** What the exercise asks **
Transcribe all the entries word for word, omitting any pictures they contain.

(Dataset records)
════════════════

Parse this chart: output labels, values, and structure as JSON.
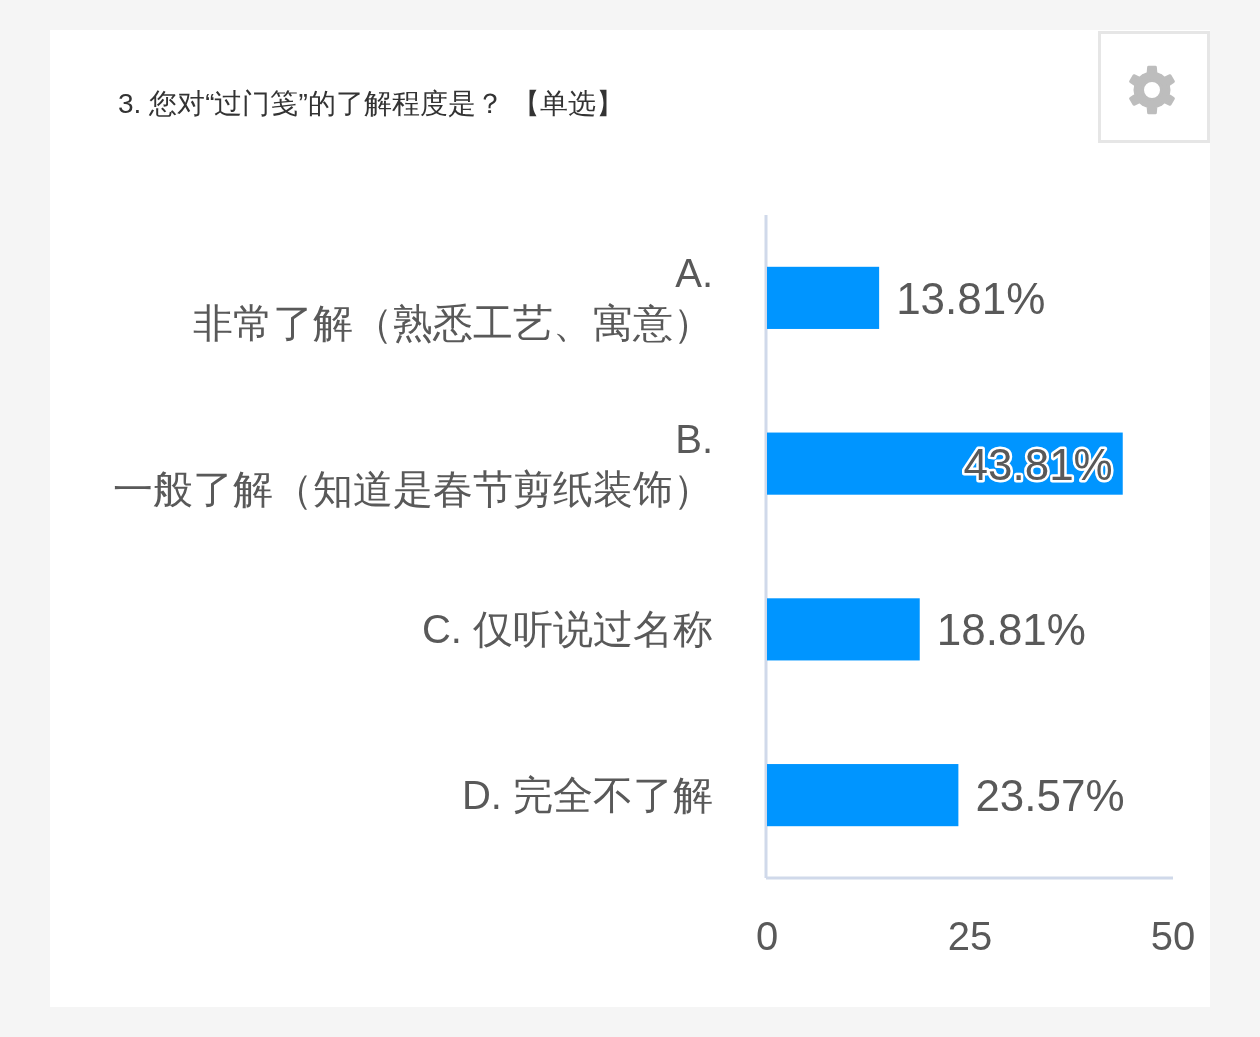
{
  "chart_data": {
    "type": "bar",
    "orientation": "horizontal",
    "title": "3. 您对“过门笺”的了解程度是？ 【单选】",
    "categories": [
      "A.\n非常了解（熟悉工艺、寓意）",
      "B.\n一般了解（知道是春节剪纸装饰）",
      "C. 仅听说过名称",
      "D. 完全不了解"
    ],
    "values": [
      13.81,
      43.81,
      18.81,
      23.57
    ],
    "value_labels": [
      "13.81%",
      "43.81%",
      "18.81%",
      "23.57%"
    ],
    "color": "#0095ff",
    "xlim": [
      0,
      50
    ],
    "xticks": [
      0,
      25,
      50
    ]
  }
}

════════════════

** Expected answer **
Parse this chart: output labels, values, and structure as JSON.
{
  "chart_data": {
    "type": "bar",
    "orientation": "horizontal",
    "title": "3. 您对“过门笺”的了解程度是？ 【单选】",
    "categories": [
      "A.\n非常了解（熟悉工艺、寓意）",
      "B.\n一般了解（知道是春节剪纸装饰）",
      "C. 仅听说过名称",
      "D. 完全不了解"
    ],
    "values": [
      13.81,
      43.81,
      18.81,
      23.57
    ],
    "value_labels": [
      "13.81%",
      "43.81%",
      "18.81%",
      "23.57%"
    ],
    "color": "#0095ff",
    "xlim": [
      0,
      50
    ],
    "xticks": [
      0,
      25,
      50
    ]
  }
}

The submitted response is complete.